▶ _What the exercise asks_
The exercise asks you to copy every line below in which "Begin" appears.

##############################

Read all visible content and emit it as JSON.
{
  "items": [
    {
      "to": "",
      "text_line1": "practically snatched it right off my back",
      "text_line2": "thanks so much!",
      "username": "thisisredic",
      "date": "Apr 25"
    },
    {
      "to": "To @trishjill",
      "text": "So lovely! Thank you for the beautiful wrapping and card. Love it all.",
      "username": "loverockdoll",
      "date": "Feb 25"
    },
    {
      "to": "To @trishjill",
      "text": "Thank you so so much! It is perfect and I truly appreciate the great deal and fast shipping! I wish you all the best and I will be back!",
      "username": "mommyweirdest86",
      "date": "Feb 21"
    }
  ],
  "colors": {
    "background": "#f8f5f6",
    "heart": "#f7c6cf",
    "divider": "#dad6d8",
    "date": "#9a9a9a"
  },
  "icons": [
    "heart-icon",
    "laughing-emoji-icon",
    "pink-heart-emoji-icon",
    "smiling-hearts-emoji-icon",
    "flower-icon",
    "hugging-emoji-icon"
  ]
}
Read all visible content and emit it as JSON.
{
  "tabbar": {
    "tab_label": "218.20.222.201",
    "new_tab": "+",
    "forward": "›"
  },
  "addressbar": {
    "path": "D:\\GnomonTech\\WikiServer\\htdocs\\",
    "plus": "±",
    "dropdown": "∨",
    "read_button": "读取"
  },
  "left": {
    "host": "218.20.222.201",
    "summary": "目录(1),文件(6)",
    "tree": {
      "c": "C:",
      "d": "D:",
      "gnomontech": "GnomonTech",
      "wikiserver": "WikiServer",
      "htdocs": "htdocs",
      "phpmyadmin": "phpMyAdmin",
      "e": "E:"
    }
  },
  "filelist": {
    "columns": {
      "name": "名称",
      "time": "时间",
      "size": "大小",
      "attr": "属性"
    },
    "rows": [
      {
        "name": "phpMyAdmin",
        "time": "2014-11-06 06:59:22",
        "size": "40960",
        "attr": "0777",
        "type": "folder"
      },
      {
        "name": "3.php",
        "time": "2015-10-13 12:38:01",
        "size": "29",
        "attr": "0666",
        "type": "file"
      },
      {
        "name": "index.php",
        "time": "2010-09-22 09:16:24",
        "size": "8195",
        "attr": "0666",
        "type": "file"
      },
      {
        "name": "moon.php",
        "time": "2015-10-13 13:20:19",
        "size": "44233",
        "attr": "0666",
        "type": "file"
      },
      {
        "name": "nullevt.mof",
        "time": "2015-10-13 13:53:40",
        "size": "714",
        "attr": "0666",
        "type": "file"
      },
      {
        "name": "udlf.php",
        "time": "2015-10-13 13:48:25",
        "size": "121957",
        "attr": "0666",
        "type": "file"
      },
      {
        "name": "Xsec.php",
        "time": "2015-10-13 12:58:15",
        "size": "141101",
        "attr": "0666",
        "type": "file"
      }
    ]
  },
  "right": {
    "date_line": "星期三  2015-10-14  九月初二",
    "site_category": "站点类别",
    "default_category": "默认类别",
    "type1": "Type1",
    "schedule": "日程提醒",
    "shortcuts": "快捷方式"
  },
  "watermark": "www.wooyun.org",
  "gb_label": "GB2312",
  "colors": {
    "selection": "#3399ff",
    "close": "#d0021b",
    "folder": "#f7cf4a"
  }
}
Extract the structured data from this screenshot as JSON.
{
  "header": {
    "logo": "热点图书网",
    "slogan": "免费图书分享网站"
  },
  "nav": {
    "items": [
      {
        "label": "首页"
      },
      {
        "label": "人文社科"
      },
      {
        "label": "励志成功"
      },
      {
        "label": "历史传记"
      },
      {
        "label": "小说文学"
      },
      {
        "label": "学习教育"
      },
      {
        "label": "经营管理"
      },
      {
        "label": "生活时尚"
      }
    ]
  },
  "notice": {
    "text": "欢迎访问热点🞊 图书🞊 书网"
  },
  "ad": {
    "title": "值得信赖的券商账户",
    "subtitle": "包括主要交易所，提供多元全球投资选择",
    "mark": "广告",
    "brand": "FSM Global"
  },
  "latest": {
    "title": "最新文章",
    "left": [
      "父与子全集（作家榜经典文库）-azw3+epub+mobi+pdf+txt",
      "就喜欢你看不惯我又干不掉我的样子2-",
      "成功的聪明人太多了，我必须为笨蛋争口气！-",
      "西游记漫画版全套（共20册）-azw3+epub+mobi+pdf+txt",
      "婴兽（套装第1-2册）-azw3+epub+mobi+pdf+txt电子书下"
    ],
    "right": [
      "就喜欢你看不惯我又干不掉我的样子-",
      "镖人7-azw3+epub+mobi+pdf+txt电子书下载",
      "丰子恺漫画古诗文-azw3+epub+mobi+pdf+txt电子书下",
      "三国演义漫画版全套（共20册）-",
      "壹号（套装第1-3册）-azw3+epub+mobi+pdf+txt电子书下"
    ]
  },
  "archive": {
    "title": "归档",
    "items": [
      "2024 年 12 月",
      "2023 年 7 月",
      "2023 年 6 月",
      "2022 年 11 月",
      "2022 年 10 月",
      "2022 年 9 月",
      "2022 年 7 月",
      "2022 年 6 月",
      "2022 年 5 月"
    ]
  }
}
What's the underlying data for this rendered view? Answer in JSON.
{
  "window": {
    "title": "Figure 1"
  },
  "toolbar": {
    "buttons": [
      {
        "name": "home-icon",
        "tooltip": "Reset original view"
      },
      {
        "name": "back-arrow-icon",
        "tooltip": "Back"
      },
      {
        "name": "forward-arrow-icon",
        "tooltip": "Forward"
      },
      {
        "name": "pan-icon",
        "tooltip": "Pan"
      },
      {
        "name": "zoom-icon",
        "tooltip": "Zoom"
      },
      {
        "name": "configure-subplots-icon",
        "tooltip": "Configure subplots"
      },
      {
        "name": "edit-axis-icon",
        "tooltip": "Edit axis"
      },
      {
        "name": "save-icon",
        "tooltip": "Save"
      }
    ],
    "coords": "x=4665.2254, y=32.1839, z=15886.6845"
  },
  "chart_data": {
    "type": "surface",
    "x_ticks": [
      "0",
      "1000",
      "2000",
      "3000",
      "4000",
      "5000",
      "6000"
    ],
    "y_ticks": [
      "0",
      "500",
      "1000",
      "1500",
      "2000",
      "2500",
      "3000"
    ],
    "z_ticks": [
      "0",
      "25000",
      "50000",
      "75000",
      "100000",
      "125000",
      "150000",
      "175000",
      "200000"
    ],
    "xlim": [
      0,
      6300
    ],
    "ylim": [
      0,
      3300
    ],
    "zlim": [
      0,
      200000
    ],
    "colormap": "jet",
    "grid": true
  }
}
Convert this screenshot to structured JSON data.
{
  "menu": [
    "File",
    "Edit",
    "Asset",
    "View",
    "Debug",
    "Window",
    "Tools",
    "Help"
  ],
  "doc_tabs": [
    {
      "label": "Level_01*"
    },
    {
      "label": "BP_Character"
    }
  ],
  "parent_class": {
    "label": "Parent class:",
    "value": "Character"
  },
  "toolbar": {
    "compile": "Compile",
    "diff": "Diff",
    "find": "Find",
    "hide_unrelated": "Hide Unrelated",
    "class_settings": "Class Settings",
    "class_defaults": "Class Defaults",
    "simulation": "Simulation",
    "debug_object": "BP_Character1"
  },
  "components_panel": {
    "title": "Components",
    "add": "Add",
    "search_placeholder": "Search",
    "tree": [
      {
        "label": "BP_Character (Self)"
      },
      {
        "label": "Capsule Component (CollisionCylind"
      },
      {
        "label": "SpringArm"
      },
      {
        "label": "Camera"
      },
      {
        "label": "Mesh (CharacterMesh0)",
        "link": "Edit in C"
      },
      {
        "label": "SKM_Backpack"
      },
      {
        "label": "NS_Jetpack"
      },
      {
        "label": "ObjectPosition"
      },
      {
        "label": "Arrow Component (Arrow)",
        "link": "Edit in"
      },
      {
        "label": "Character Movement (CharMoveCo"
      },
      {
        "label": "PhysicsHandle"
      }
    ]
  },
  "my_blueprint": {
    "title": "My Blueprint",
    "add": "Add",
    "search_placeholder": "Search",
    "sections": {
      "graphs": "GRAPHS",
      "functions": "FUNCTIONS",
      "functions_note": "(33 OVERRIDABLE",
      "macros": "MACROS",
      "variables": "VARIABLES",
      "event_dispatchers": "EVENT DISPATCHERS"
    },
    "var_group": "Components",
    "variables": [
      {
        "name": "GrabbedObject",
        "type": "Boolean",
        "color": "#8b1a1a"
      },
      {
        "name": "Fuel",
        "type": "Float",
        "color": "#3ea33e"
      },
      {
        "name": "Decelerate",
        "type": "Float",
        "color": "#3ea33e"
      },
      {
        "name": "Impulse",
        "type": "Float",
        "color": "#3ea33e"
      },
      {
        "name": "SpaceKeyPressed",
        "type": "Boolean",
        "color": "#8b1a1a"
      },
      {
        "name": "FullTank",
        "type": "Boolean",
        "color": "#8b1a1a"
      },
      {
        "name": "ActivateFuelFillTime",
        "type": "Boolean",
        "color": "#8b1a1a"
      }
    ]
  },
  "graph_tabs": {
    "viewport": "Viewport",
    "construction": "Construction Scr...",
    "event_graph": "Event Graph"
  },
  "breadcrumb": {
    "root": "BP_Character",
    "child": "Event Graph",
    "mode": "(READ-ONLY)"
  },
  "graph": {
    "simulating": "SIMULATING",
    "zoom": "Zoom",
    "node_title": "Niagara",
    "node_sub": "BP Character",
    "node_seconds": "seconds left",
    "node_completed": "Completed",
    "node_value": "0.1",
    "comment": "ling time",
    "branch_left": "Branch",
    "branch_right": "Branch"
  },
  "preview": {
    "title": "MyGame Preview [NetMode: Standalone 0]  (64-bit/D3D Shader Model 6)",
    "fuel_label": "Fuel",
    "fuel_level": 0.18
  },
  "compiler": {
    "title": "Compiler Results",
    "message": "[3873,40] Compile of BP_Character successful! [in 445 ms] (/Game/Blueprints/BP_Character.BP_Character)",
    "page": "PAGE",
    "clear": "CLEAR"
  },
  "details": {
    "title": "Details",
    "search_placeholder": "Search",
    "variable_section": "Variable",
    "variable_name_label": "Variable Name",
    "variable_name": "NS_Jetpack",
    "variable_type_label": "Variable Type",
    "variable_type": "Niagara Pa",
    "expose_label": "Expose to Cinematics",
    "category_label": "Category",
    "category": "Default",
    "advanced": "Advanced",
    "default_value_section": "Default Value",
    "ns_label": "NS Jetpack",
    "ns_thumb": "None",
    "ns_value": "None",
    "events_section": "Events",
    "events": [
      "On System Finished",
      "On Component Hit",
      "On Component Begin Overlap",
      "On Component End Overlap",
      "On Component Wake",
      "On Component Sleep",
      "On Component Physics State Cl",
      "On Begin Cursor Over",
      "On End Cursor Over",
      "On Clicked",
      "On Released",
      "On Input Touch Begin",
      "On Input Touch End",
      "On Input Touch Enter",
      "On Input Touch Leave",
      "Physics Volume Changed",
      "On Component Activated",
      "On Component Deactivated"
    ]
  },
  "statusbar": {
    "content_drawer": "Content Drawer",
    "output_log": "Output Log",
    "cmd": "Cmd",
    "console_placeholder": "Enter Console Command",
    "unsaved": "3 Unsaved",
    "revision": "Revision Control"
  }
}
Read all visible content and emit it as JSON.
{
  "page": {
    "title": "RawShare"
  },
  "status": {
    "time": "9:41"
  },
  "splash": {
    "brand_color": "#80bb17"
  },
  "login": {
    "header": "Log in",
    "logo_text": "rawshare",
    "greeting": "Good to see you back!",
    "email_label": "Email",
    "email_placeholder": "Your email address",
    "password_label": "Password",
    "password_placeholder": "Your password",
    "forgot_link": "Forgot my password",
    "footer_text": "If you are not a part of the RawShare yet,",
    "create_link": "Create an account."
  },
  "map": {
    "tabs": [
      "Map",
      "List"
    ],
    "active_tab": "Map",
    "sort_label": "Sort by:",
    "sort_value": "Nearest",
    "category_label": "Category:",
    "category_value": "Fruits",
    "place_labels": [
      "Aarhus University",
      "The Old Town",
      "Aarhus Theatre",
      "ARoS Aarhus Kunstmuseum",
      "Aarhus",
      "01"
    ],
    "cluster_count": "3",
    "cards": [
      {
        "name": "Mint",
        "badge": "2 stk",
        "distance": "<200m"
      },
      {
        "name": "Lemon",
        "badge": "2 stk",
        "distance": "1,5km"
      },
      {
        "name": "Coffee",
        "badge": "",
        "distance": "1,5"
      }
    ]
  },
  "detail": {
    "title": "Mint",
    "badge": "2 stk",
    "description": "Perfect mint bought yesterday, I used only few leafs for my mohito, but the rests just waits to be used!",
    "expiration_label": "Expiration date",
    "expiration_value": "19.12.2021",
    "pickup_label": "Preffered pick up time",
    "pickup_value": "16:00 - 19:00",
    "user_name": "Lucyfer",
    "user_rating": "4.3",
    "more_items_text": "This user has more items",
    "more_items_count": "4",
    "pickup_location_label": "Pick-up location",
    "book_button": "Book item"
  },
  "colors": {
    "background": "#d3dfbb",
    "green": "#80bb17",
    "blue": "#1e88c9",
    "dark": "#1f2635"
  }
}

##############################

▶ _Reply_
      "On Component Begin Overlap",
      "On Begin Cursor Over",
      "On Input Touch Begin",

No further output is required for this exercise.